Copy the following items word for word, omitting any images.

-- Start of EXTRACTED ENTRIES --

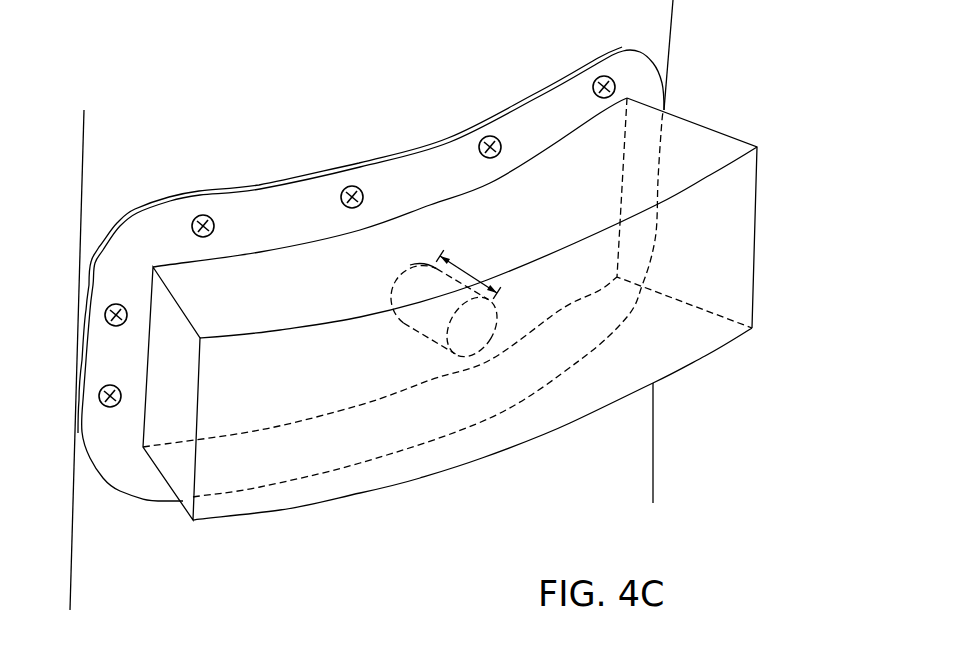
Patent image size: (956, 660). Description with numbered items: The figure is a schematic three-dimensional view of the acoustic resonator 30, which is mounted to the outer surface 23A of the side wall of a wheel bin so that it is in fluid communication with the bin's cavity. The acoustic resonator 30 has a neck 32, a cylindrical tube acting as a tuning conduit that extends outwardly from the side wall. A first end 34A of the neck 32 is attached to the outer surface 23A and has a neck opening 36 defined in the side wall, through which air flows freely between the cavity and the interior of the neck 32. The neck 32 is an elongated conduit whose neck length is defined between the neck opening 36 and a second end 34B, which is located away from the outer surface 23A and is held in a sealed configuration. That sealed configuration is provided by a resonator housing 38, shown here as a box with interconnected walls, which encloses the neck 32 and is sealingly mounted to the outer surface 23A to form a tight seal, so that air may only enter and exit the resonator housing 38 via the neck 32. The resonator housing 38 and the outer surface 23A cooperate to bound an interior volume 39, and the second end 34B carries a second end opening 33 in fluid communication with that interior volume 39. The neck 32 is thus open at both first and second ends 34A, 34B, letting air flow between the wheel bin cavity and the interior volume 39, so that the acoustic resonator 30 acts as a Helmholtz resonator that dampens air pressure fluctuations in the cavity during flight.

The acoustic resonator 30 is at (458, 305).
The outer surface 23A is at (277, 174).
The neck 32 is at (412, 325).
The second end opening 33 is at (470, 327).
The first end 34A is at (424, 240).
The second end 34B is at (447, 378).
The neck opening 36 is at (415, 288).
The resonator housing 38 is at (707, 126).
The interior volume 39 is at (663, 272).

-- End of EXTRACTED ENTRIES --

RESULT FOR THIS EXERCISE:
Patent image size: (956, 660). Description with numbered items: The figure is a schematic three-dimensional view of the acoustic resonator 30, which is mounted to the outer surface 23A of the side wall of a wheel bin so that it is in fluid communication with the bin's cavity. The acoustic resonator 30 has a neck 32, a cylindrical tube acting as a tuning conduit that extends outwardly from the side wall. A first end 34A of the neck 32 is attached to the outer surface 23A and has a neck opening 36 defined in the side wall, through which air flows freely between the cavity and the interior of the neck 32. The neck 32 is an elongated conduit whose neck length is defined between the neck opening 36 and a second end 34B, which is located away from the outer surface 23A and is held in a sealed configuration. That sealed configuration is provided by a resonator housing 38, shown here as a box with interconnected walls, which encloses the neck 32 and is sealingly mounted to the outer surface 23A to form a tight seal, so that air may only enter and exit the resonator housing 38 via the neck 32. The resonator housing 38 and the outer surface 23A cooperate to bound an interior volume 39, and the second end 34B carries a second end opening 33 in fluid communication with that interior volume 39. The neck 32 is thus open at both first and second ends 34A, 34B, letting air flow between the wheel bin cavity and the interior volume 39, so that the acoustic resonator 30 acts as a Helmholtz resonator that dampens air pressure fluctuations in the cavity during flight.

The acoustic resonator 30 is at (458, 305).
The outer surface 23A is at (277, 174).
The neck 32 is at (412, 325).
The second end opening 33 is at (470, 327).
The first end 34A is at (424, 240).
The second end 34B is at (447, 378).
The neck opening 36 is at (415, 288).
The resonator housing 38 is at (707, 126).
The interior volume 39 is at (663, 272).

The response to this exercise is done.